### DATA TO PROCESS
★ ★ ★ ★ ★ ★ ★
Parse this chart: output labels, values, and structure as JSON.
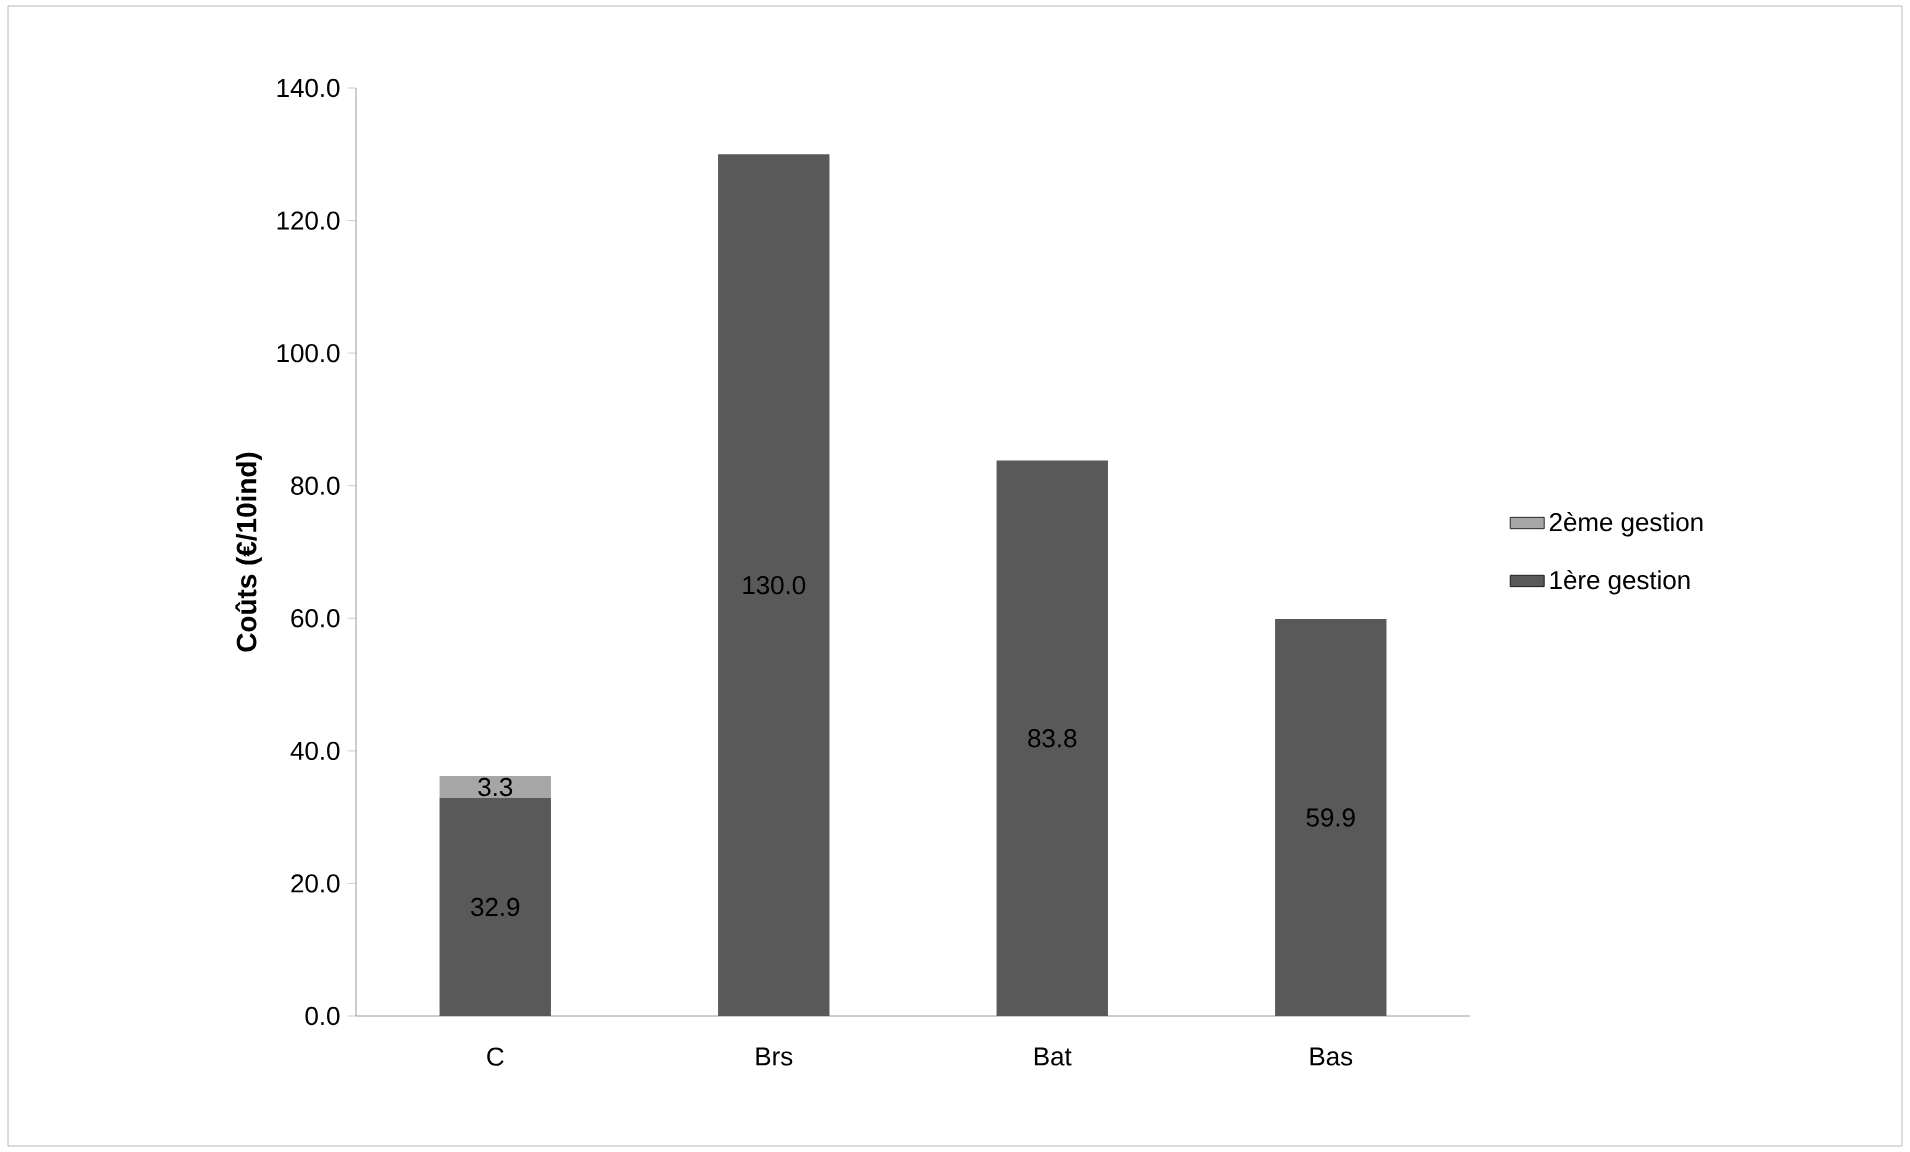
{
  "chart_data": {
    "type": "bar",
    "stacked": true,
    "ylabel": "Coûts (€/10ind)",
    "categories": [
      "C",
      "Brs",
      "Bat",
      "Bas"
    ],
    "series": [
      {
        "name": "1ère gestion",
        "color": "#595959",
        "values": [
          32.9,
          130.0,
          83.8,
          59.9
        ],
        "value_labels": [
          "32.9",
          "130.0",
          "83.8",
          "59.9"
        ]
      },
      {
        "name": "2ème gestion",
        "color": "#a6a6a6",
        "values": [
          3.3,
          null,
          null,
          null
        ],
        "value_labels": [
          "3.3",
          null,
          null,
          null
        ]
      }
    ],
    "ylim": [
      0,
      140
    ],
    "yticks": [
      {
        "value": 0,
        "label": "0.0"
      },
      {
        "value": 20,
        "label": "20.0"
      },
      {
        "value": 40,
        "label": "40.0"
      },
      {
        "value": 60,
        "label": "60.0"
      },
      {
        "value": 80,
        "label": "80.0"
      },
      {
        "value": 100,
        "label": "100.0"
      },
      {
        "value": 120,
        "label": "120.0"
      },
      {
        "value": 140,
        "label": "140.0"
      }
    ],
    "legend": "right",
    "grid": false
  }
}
★ ★ ★ ★ ★ ★ ★
### DIRECTION
Reproduce each entry precisely. Leave the pictures out.

### SOLUTION FOR THIS PROBLEM
Parse this chart: output labels, values, and structure as JSON.
{
  "chart_data": {
    "type": "bar",
    "stacked": true,
    "ylabel": "Coûts (€/10ind)",
    "categories": [
      "C",
      "Brs",
      "Bat",
      "Bas"
    ],
    "series": [
      {
        "name": "1ère gestion",
        "color": "#595959",
        "values": [
          32.9,
          130.0,
          83.8,
          59.9
        ],
        "value_labels": [
          "32.9",
          "130.0",
          "83.8",
          "59.9"
        ]
      },
      {
        "name": "2ème gestion",
        "color": "#a6a6a6",
        "values": [
          3.3,
          null,
          null,
          null
        ],
        "value_labels": [
          "3.3",
          null,
          null,
          null
        ]
      }
    ],
    "ylim": [
      0,
      140
    ],
    "yticks": [
      {
        "value": 0,
        "label": "0.0"
      },
      {
        "value": 20,
        "label": "20.0"
      },
      {
        "value": 40,
        "label": "40.0"
      },
      {
        "value": 60,
        "label": "60.0"
      },
      {
        "value": 80,
        "label": "80.0"
      },
      {
        "value": 100,
        "label": "100.0"
      },
      {
        "value": 120,
        "label": "120.0"
      },
      {
        "value": 140,
        "label": "140.0"
      }
    ],
    "legend": "right",
    "grid": false
  }
}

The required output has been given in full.